The entries below should be given again exactly, minus their pictures.
============================================================
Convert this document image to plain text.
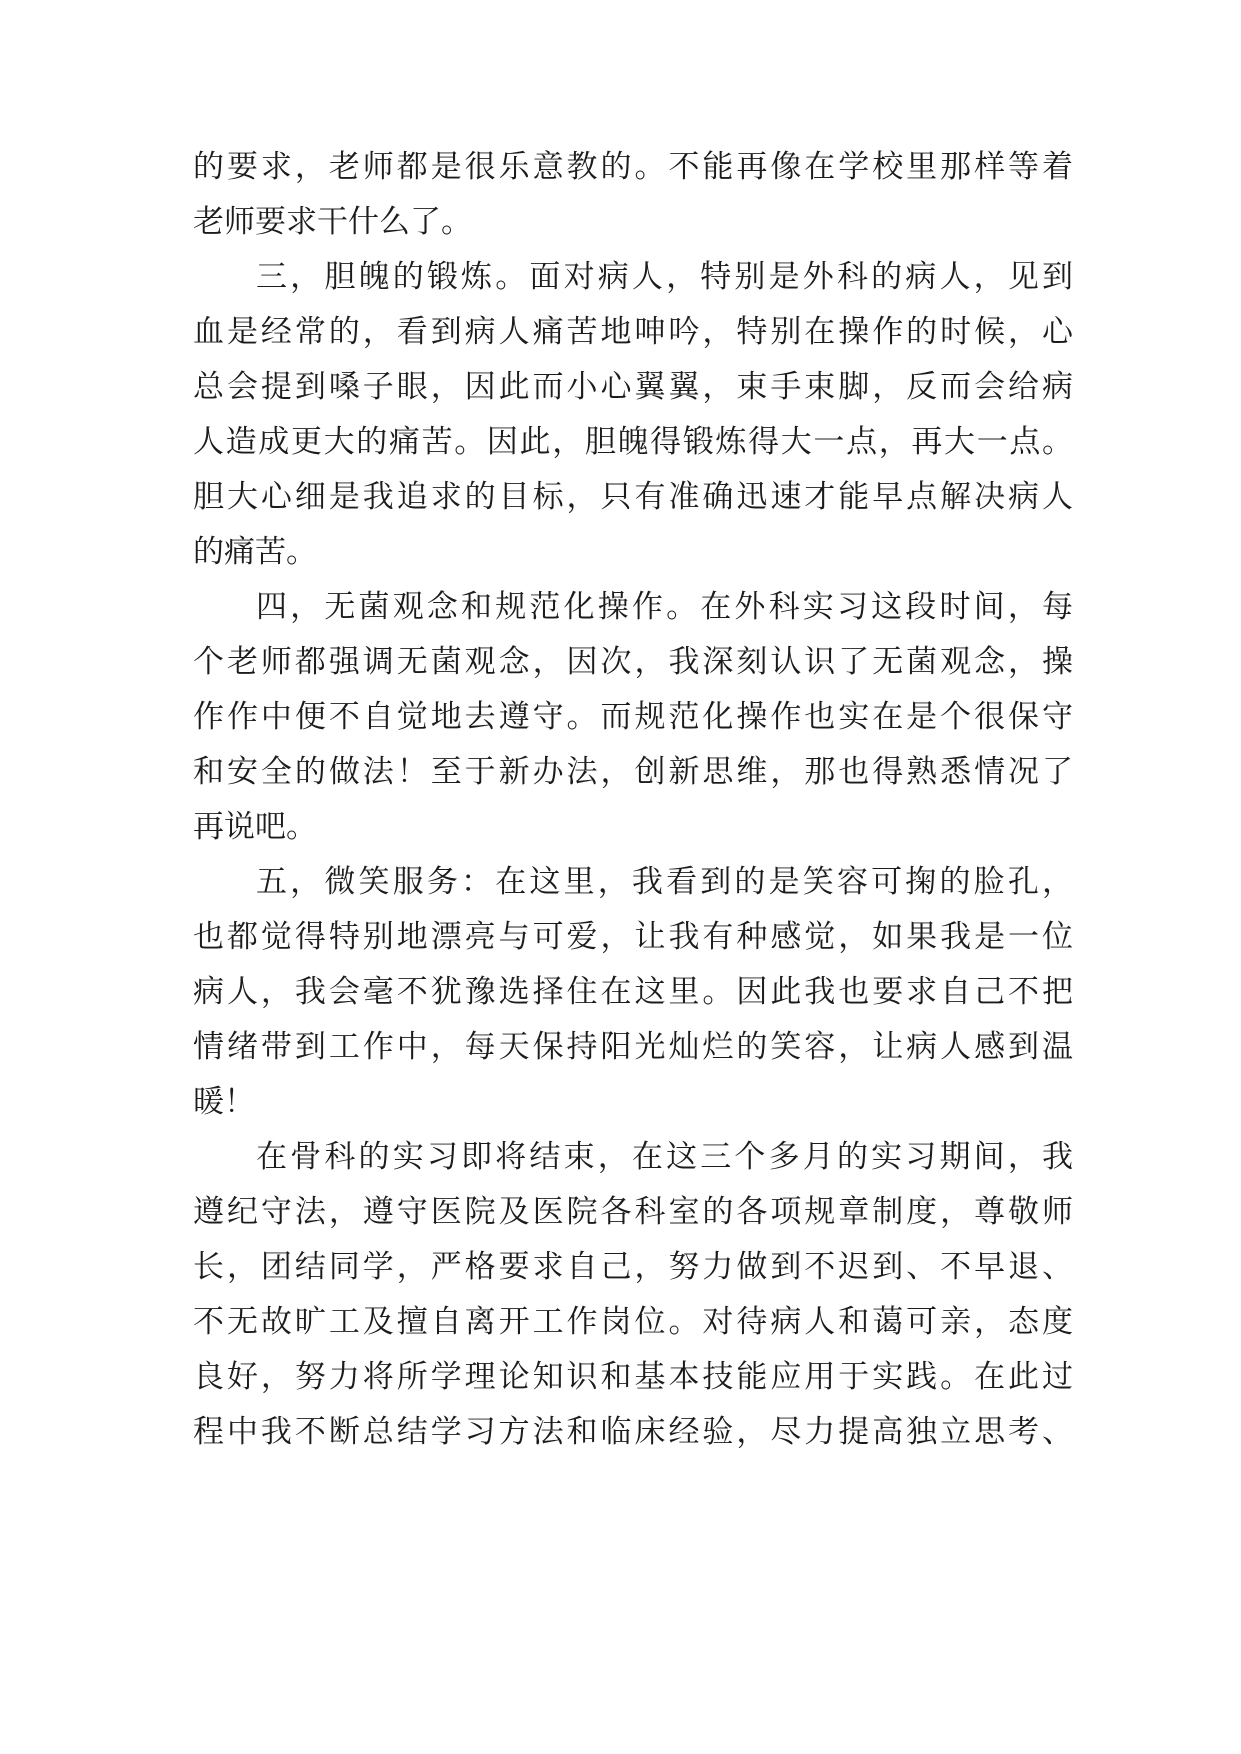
的要求，老师都是很乐意教的。不能再像在学校里那样等着

老师要求干什么了。

三，胆魄的锻炼。面对病人，特别是外科的病人，见到

血是经常的，看到病人痛苦地呻吟，特别在操作的时候，心

总会提到嗓子眼，因此而小心翼翼，束手束脚，反而会给病

人造成更大的痛苦。因此，胆魄得锻炼得大一点，再大一点。

胆大心细是我追求的目标，只有准确迅速才能早点解决病人

的痛苦。

四，无菌观念和规范化操作。在外科实习这段时间，每

个老师都强调无菌观念，因次，我深刻认识了无菌观念，操

作作中便不自觉地去遵守。而规范化操作也实在是个很保守

和安全的做法！至于新办法，创新思维，那也得熟悉情况了

再说吧。

五，微笑服务：在这里，我看到的是笑容可掬的脸孔，

也都觉得特别地漂亮与可爱，让我有种感觉，如果我是一位

病人，我会毫不犹豫选择住在这里。因此我也要求自己不把

情绪带到工作中，每天保持阳光灿烂的笑容，让病人感到温

暖！

在骨科的实习即将结束，在这三个多月的实习期间，我

遵纪守法，遵守医院及医院各科室的各项规章制度，尊敬师

长，团结同学，严格要求自己，努力做到不迟到、不早退、

不无故旷工及擅自离开工作岗位。对待病人和蔼可亲，态度

良好，努力将所学理论知识和基本技能应用于实践。在此过

程中我不断总结学习方法和临床经验，尽力提高独立思考、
============================================================
» Solution to this exercise:
Convert this document image to plain text.
的要求，老师都是很乐意教的。不能再像在学校里那样等着

老师要求干什么了。

三，胆魄的锻炼。面对病人，特别是外科的病人，见到

血是经常的，看到病人痛苦地呻吟，特别在操作的时候，心

总会提到嗓子眼，因此而小心翼翼，束手束脚，反而会给病

人造成更大的痛苦。因此，胆魄得锻炼得大一点，再大一点。

胆大心细是我追求的目标，只有准确迅速才能早点解决病人

的痛苦。

四，无菌观念和规范化操作。在外科实习这段时间，每

个老师都强调无菌观念，因次，我深刻认识了无菌观念，操

作作中便不自觉地去遵守。而规范化操作也实在是个很保守

和安全的做法！至于新办法，创新思维，那也得熟悉情况了

再说吧。

五，微笑服务：在这里，我看到的是笑容可掬的脸孔，

也都觉得特别地漂亮与可爱，让我有种感觉，如果我是一位

病人，我会毫不犹豫选择住在这里。因此我也要求自己不把

情绪带到工作中，每天保持阳光灿烂的笑容，让病人感到温

暖！

在骨科的实习即将结束，在这三个多月的实习期间，我

遵纪守法，遵守医院及医院各科室的各项规章制度，尊敬师

长，团结同学，严格要求自己，努力做到不迟到、不早退、

不无故旷工及擅自离开工作岗位。对待病人和蔼可亲，态度

良好，努力将所学理论知识和基本技能应用于实践。在此过

程中我不断总结学习方法和临床经验，尽力提高独立思考、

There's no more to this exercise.